* Given task *
Take every line from the listing below that includes "Theoretical" and copy it.

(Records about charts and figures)
* START *

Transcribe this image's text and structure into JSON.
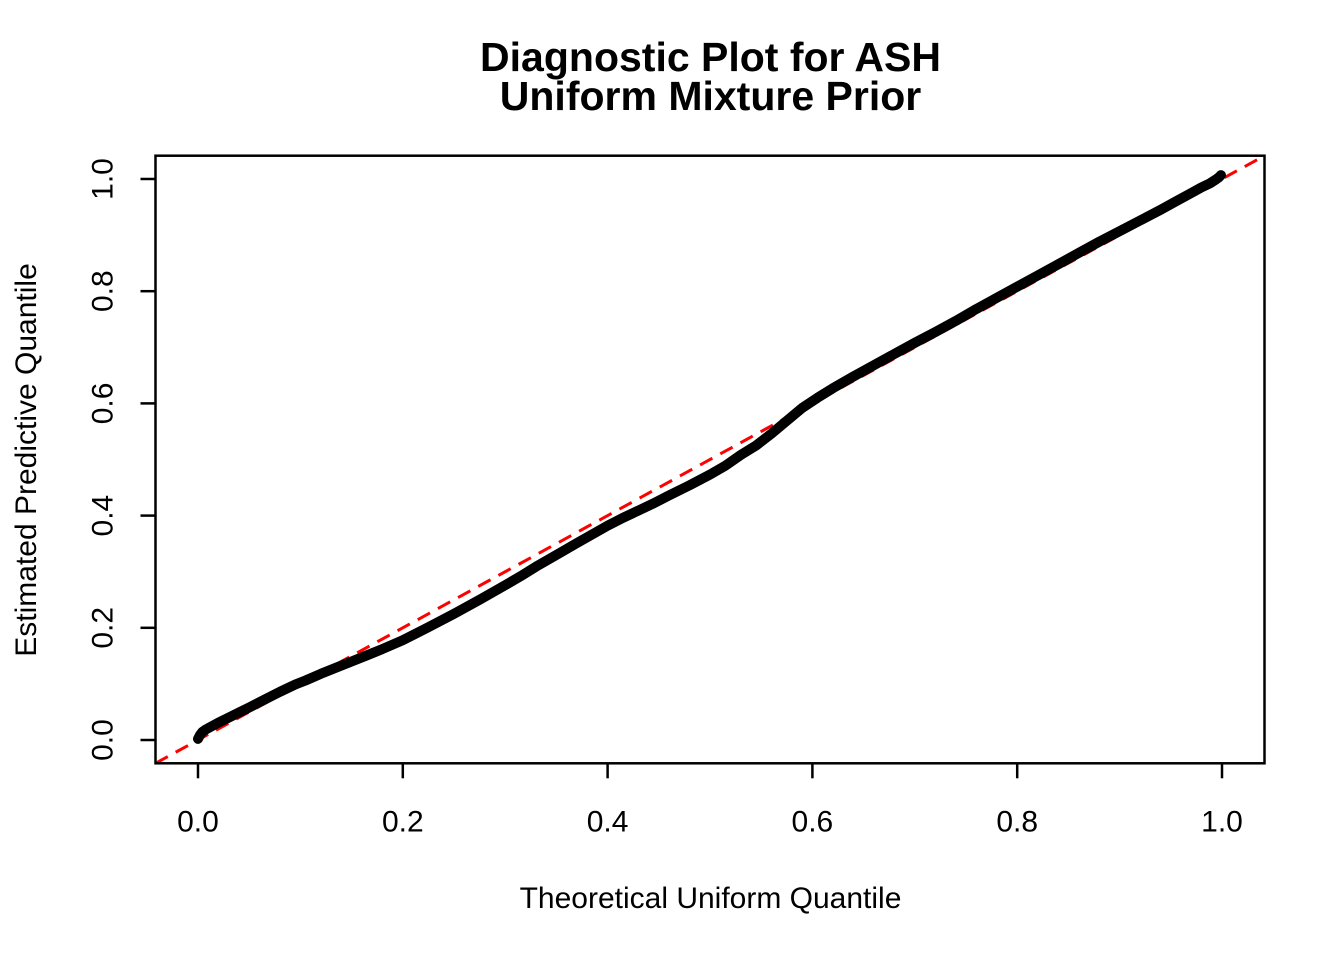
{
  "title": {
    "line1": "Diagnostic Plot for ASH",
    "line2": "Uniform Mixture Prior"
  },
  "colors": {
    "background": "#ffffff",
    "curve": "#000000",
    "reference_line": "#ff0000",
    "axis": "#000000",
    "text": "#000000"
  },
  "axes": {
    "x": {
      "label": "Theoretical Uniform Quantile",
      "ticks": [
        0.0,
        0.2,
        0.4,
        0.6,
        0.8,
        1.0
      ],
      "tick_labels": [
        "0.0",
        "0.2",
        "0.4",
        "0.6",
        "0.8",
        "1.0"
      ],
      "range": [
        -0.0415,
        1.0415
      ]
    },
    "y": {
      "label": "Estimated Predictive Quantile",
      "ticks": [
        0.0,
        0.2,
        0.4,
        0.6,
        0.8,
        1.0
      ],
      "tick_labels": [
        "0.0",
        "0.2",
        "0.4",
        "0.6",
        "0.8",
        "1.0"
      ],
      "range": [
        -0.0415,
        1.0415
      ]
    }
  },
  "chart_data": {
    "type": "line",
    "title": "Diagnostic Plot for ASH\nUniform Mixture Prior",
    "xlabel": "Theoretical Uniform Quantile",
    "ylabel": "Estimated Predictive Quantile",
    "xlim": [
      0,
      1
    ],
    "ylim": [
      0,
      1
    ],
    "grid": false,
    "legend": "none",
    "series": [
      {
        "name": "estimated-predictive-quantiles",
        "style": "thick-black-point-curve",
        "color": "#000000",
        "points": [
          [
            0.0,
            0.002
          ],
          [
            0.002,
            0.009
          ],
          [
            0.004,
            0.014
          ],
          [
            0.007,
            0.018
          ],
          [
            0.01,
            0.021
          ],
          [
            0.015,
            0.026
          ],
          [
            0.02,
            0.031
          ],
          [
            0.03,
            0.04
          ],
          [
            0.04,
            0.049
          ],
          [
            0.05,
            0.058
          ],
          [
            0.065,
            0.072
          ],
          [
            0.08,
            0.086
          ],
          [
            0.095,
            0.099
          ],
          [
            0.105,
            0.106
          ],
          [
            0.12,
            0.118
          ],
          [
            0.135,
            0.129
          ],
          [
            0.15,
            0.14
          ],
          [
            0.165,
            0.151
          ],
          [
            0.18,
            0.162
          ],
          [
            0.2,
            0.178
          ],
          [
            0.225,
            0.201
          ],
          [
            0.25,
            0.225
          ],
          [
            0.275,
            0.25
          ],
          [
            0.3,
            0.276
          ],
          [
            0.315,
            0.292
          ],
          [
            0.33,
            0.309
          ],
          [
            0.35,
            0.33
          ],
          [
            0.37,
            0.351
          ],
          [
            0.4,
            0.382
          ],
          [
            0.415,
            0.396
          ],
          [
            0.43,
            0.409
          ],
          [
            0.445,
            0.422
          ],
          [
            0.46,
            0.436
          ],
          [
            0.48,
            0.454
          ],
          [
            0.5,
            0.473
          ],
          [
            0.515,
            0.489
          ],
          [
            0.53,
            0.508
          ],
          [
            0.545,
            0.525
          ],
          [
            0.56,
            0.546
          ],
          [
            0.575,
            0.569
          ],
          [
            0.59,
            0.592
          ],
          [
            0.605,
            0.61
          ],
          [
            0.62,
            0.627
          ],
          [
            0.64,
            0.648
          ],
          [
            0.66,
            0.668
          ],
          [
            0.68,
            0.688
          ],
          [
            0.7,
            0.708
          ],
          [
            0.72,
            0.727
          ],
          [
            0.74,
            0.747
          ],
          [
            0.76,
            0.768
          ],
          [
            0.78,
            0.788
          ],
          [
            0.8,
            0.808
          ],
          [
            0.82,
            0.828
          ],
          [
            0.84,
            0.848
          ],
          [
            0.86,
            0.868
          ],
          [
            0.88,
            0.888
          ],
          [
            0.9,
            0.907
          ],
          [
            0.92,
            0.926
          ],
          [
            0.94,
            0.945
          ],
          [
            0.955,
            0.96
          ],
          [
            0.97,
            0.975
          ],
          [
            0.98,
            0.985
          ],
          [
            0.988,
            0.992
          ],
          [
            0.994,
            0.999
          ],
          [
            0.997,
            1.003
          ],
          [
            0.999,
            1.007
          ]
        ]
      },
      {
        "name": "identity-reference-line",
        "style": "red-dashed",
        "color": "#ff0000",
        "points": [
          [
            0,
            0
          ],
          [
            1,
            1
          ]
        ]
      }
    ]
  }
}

* END *

* Response to the task *
      "label": "Theoretical Uniform Quantile",
    "xlabel": "Theoretical Uniform Quantile",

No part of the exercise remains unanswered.